**GIVEN REQUEST**
Find how many lines hold the word "maximize". Give only the number.

Entries taken from a collection

────────

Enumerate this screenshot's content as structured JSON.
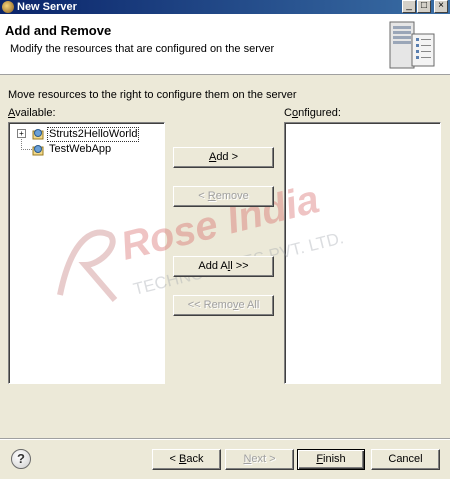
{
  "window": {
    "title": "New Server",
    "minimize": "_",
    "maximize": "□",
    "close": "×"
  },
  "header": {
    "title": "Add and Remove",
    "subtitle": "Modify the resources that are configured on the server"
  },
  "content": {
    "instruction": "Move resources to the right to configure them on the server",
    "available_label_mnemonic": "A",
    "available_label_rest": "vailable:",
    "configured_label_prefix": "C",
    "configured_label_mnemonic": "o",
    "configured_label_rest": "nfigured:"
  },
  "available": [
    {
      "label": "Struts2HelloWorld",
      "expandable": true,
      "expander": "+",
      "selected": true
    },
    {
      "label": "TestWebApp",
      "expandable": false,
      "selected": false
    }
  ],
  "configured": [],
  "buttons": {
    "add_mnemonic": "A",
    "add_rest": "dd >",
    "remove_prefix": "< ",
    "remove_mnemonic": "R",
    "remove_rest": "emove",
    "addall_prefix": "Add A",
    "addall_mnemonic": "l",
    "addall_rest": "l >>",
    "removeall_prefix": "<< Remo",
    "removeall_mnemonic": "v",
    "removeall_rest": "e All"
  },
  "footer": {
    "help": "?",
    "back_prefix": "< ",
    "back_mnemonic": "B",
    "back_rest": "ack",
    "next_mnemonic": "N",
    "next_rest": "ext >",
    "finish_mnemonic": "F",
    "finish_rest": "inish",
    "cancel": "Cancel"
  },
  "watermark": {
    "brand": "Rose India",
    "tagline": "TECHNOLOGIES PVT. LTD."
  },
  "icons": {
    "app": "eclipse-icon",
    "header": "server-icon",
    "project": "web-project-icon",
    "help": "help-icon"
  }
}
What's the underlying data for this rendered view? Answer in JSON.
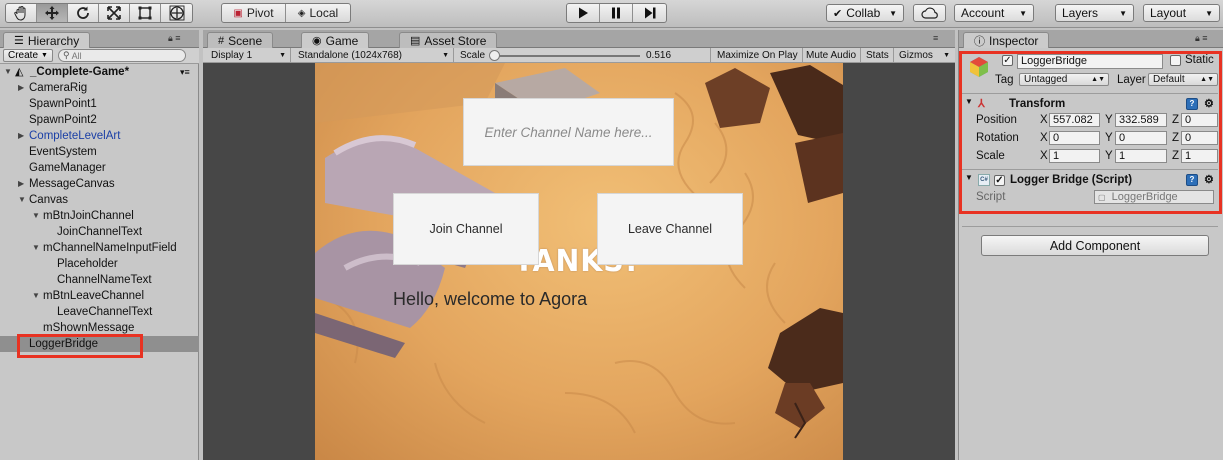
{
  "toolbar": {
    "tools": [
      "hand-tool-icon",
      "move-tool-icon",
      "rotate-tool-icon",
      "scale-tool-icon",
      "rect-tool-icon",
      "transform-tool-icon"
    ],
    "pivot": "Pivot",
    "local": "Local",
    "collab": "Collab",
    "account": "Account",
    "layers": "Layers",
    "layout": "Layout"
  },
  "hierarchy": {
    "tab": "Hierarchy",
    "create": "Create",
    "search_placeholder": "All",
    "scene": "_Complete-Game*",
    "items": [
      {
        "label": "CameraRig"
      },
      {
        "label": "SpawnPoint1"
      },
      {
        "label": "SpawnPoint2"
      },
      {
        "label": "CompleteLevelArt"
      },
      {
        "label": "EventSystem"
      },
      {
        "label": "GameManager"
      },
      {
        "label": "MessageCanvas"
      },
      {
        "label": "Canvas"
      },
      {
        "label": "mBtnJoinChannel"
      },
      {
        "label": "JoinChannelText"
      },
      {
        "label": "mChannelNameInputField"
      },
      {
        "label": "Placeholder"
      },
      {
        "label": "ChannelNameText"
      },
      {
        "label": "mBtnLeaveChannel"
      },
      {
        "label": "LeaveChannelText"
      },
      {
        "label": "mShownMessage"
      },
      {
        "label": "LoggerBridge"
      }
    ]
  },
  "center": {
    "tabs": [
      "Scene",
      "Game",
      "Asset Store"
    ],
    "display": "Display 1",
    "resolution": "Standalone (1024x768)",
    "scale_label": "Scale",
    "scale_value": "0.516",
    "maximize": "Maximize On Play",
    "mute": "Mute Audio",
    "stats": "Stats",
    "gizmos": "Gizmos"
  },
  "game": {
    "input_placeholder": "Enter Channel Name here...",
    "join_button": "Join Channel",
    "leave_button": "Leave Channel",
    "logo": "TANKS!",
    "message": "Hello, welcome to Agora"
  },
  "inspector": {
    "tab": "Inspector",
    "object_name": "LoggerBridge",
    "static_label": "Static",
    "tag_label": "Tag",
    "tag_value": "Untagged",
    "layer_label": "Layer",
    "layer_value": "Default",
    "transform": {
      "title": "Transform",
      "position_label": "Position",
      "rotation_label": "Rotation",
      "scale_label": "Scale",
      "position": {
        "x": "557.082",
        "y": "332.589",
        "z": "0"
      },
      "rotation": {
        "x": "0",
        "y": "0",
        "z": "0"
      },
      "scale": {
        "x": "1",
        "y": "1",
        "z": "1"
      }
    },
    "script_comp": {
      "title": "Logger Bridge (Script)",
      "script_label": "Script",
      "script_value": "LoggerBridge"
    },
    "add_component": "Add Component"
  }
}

────────

**FINAL RESULT**
2